Stored data entries
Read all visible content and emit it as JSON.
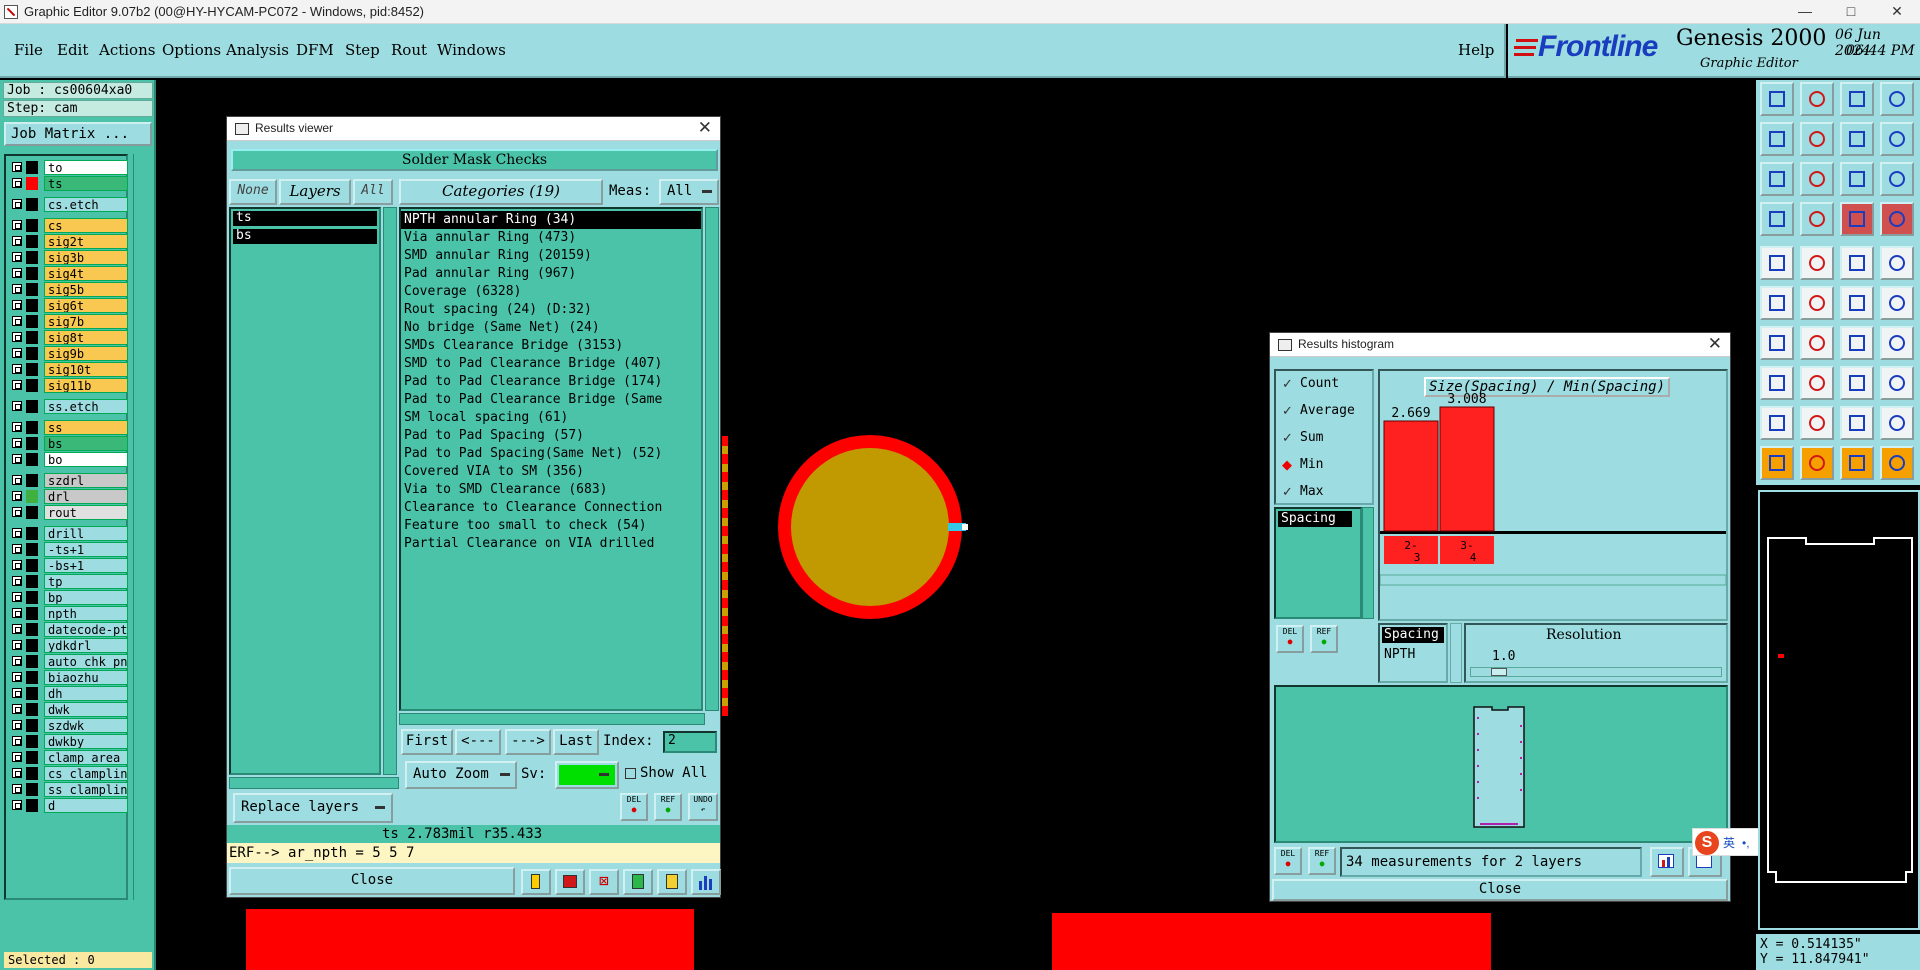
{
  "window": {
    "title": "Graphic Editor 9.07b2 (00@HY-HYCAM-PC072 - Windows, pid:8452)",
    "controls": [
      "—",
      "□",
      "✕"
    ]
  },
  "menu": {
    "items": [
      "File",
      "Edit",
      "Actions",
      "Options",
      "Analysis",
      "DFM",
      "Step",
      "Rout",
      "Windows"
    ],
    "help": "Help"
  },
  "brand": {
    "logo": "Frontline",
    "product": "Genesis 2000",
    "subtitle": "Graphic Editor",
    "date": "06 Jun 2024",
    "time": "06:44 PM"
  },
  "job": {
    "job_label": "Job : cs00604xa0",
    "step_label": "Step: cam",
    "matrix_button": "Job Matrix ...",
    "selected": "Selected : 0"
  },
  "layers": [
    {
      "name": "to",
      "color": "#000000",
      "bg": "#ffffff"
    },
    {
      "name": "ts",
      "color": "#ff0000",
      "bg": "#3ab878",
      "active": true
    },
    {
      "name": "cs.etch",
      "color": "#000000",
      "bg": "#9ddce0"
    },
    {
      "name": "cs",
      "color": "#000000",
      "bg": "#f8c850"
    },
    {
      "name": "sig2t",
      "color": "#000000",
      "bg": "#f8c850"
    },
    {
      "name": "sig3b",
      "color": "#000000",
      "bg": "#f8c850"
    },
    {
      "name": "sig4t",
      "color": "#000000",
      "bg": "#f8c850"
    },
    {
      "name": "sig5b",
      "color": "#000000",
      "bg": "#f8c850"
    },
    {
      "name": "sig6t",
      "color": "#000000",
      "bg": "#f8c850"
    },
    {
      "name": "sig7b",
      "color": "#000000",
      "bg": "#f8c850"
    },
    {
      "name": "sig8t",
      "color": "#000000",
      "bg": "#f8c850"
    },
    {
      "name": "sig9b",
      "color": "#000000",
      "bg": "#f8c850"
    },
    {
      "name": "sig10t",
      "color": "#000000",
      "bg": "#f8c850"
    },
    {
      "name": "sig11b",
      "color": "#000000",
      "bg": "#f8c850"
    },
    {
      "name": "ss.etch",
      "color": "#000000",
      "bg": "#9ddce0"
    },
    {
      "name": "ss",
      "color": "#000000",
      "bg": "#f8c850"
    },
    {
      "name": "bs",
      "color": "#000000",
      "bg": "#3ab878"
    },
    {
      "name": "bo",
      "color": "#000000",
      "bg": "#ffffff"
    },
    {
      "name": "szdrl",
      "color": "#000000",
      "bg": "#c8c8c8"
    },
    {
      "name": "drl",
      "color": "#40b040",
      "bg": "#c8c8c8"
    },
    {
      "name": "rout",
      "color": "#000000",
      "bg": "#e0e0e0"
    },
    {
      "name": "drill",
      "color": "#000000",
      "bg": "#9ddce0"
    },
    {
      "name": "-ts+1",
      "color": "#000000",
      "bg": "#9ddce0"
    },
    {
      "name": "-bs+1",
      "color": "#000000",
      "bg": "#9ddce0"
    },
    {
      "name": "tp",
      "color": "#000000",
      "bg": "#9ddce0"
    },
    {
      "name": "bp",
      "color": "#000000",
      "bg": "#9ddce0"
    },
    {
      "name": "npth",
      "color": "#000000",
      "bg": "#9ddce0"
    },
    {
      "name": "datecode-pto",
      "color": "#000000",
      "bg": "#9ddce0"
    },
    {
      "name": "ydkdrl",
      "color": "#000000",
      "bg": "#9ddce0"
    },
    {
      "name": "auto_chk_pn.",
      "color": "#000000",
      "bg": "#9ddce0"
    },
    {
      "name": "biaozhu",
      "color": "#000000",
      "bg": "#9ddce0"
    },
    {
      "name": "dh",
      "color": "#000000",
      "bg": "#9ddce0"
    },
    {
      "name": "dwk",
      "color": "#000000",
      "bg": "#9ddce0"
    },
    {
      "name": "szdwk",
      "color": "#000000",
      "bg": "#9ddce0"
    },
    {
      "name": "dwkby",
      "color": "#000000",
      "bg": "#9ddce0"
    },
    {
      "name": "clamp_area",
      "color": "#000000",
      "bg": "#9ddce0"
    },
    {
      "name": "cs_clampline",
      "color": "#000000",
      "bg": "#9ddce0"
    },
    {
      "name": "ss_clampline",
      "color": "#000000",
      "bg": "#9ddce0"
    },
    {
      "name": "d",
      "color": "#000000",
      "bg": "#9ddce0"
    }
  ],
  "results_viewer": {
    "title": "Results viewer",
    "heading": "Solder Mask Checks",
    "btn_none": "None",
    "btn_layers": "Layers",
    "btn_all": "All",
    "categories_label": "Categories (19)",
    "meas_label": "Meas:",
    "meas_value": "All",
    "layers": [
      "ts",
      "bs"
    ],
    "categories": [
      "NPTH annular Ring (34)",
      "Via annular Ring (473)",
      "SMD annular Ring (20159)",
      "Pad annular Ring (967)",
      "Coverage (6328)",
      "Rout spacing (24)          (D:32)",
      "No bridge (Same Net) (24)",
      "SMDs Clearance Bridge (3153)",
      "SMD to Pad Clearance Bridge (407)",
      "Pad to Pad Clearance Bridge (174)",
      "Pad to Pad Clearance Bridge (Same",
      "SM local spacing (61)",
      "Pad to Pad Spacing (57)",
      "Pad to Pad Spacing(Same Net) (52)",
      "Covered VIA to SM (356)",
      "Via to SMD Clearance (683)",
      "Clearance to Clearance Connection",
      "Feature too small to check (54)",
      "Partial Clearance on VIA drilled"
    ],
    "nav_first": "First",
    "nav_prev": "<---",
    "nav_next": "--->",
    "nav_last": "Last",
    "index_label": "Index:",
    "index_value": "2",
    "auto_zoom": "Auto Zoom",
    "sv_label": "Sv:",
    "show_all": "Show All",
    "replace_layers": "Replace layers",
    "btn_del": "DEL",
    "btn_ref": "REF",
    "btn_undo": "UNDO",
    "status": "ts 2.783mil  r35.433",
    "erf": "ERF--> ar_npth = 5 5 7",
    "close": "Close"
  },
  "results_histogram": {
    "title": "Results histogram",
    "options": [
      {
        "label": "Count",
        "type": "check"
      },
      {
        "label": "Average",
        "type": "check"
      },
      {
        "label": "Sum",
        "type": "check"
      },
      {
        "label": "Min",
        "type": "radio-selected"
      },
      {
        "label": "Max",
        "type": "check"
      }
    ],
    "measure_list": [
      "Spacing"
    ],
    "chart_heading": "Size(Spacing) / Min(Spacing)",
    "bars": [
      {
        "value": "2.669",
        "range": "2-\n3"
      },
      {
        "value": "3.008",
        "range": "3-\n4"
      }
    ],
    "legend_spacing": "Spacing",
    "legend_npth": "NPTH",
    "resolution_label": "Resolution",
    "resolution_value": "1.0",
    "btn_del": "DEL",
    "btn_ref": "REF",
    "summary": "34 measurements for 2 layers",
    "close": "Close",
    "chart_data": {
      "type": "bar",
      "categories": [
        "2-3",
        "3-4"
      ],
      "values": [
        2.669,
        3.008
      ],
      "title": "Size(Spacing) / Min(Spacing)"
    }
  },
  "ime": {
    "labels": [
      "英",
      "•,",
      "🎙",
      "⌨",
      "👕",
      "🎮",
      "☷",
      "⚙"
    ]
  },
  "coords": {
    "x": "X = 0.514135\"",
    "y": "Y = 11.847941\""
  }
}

__WORK REQUIRED__: Give back every entry in full, exactly as written, with no picture included.

__WRITTEN RESPONSE__:
Read all visible content and emit it as JSON.
{
  "window": {
    "title": "Graphic Editor 9.07b2 (00@HY-HYCAM-PC072 - Windows, pid:8452)",
    "controls": [
      "—",
      "□",
      "✕"
    ]
  },
  "menu": {
    "items": [
      "File",
      "Edit",
      "Actions",
      "Options",
      "Analysis",
      "DFM",
      "Step",
      "Rout",
      "Windows"
    ],
    "help": "Help"
  },
  "brand": {
    "logo": "Frontline",
    "product": "Genesis 2000",
    "subtitle": "Graphic Editor",
    "date": "06 Jun 2024",
    "time": "06:44 PM"
  },
  "job": {
    "job_label": "Job : cs00604xa0",
    "step_label": "Step: cam",
    "matrix_button": "Job Matrix ...",
    "selected": "Selected : 0"
  },
  "layers": [
    {
      "name": "to",
      "color": "#000000",
      "bg": "#ffffff"
    },
    {
      "name": "ts",
      "color": "#ff0000",
      "bg": "#3ab878",
      "active": true
    },
    {
      "name": "cs.etch",
      "color": "#000000",
      "bg": "#9ddce0"
    },
    {
      "name": "cs",
      "color": "#000000",
      "bg": "#f8c850"
    },
    {
      "name": "sig2t",
      "color": "#000000",
      "bg": "#f8c850"
    },
    {
      "name": "sig3b",
      "color": "#000000",
      "bg": "#f8c850"
    },
    {
      "name": "sig4t",
      "color": "#000000",
      "bg": "#f8c850"
    },
    {
      "name": "sig5b",
      "color": "#000000",
      "bg": "#f8c850"
    },
    {
      "name": "sig6t",
      "color": "#000000",
      "bg": "#f8c850"
    },
    {
      "name": "sig7b",
      "color": "#000000",
      "bg": "#f8c850"
    },
    {
      "name": "sig8t",
      "color": "#000000",
      "bg": "#f8c850"
    },
    {
      "name": "sig9b",
      "color": "#000000",
      "bg": "#f8c850"
    },
    {
      "name": "sig10t",
      "color": "#000000",
      "bg": "#f8c850"
    },
    {
      "name": "sig11b",
      "color": "#000000",
      "bg": "#f8c850"
    },
    {
      "name": "ss.etch",
      "color": "#000000",
      "bg": "#9ddce0"
    },
    {
      "name": "ss",
      "color": "#000000",
      "bg": "#f8c850"
    },
    {
      "name": "bs",
      "color": "#000000",
      "bg": "#3ab878"
    },
    {
      "name": "bo",
      "color": "#000000",
      "bg": "#ffffff"
    },
    {
      "name": "szdrl",
      "color": "#000000",
      "bg": "#c8c8c8"
    },
    {
      "name": "drl",
      "color": "#40b040",
      "bg": "#c8c8c8"
    },
    {
      "name": "rout",
      "color": "#000000",
      "bg": "#e0e0e0"
    },
    {
      "name": "drill",
      "color": "#000000",
      "bg": "#9ddce0"
    },
    {
      "name": "-ts+1",
      "color": "#000000",
      "bg": "#9ddce0"
    },
    {
      "name": "-bs+1",
      "color": "#000000",
      "bg": "#9ddce0"
    },
    {
      "name": "tp",
      "color": "#000000",
      "bg": "#9ddce0"
    },
    {
      "name": "bp",
      "color": "#000000",
      "bg": "#9ddce0"
    },
    {
      "name": "npth",
      "color": "#000000",
      "bg": "#9ddce0"
    },
    {
      "name": "datecode-pto",
      "color": "#000000",
      "bg": "#9ddce0"
    },
    {
      "name": "ydkdrl",
      "color": "#000000",
      "bg": "#9ddce0"
    },
    {
      "name": "auto_chk_pn.",
      "color": "#000000",
      "bg": "#9ddce0"
    },
    {
      "name": "biaozhu",
      "color": "#000000",
      "bg": "#9ddce0"
    },
    {
      "name": "dh",
      "color": "#000000",
      "bg": "#9ddce0"
    },
    {
      "name": "dwk",
      "color": "#000000",
      "bg": "#9ddce0"
    },
    {
      "name": "szdwk",
      "color": "#000000",
      "bg": "#9ddce0"
    },
    {
      "name": "dwkby",
      "color": "#000000",
      "bg": "#9ddce0"
    },
    {
      "name": "clamp_area",
      "color": "#000000",
      "bg": "#9ddce0"
    },
    {
      "name": "cs_clampline",
      "color": "#000000",
      "bg": "#9ddce0"
    },
    {
      "name": "ss_clampline",
      "color": "#000000",
      "bg": "#9ddce0"
    },
    {
      "name": "d",
      "color": "#000000",
      "bg": "#9ddce0"
    }
  ],
  "results_viewer": {
    "title": "Results viewer",
    "heading": "Solder Mask Checks",
    "btn_none": "None",
    "btn_layers": "Layers",
    "btn_all": "All",
    "categories_label": "Categories (19)",
    "meas_label": "Meas:",
    "meas_value": "All",
    "layers": [
      "ts",
      "bs"
    ],
    "categories": [
      "NPTH annular Ring (34)",
      "Via annular Ring (473)",
      "SMD annular Ring (20159)",
      "Pad annular Ring (967)",
      "Coverage (6328)",
      "Rout spacing (24)          (D:32)",
      "No bridge (Same Net) (24)",
      "SMDs Clearance Bridge (3153)",
      "SMD to Pad Clearance Bridge (407)",
      "Pad to Pad Clearance Bridge (174)",
      "Pad to Pad Clearance Bridge (Same",
      "SM local spacing (61)",
      "Pad to Pad Spacing (57)",
      "Pad to Pad Spacing(Same Net) (52)",
      "Covered VIA to SM (356)",
      "Via to SMD Clearance (683)",
      "Clearance to Clearance Connection",
      "Feature too small to check (54)",
      "Partial Clearance on VIA drilled"
    ],
    "nav_first": "First",
    "nav_prev": "<---",
    "nav_next": "--->",
    "nav_last": "Last",
    "index_label": "Index:",
    "index_value": "2",
    "auto_zoom": "Auto Zoom",
    "sv_label": "Sv:",
    "show_all": "Show All",
    "replace_layers": "Replace layers",
    "btn_del": "DEL",
    "btn_ref": "REF",
    "btn_undo": "UNDO",
    "status": "ts 2.783mil  r35.433",
    "erf": "ERF--> ar_npth = 5 5 7",
    "close": "Close"
  },
  "results_histogram": {
    "title": "Results histogram",
    "options": [
      {
        "label": "Count",
        "type": "check"
      },
      {
        "label": "Average",
        "type": "check"
      },
      {
        "label": "Sum",
        "type": "check"
      },
      {
        "label": "Min",
        "type": "radio-selected"
      },
      {
        "label": "Max",
        "type": "check"
      }
    ],
    "measure_list": [
      "Spacing"
    ],
    "chart_heading": "Size(Spacing) / Min(Spacing)",
    "bars": [
      {
        "value": "2.669",
        "range": "2-\n3"
      },
      {
        "value": "3.008",
        "range": "3-\n4"
      }
    ],
    "legend_spacing": "Spacing",
    "legend_npth": "NPTH",
    "resolution_label": "Resolution",
    "resolution_value": "1.0",
    "btn_del": "DEL",
    "btn_ref": "REF",
    "summary": "34 measurements for 2 layers",
    "close": "Close",
    "chart_data": {
      "type": "bar",
      "categories": [
        "2-3",
        "3-4"
      ],
      "values": [
        2.669,
        3.008
      ],
      "title": "Size(Spacing) / Min(Spacing)"
    }
  },
  "ime": {
    "labels": [
      "英",
      "•,",
      "🎙",
      "⌨",
      "👕",
      "🎮",
      "☷",
      "⚙"
    ]
  },
  "coords": {
    "x": "X = 0.514135\"",
    "y": "Y = 11.847941\""
  }
}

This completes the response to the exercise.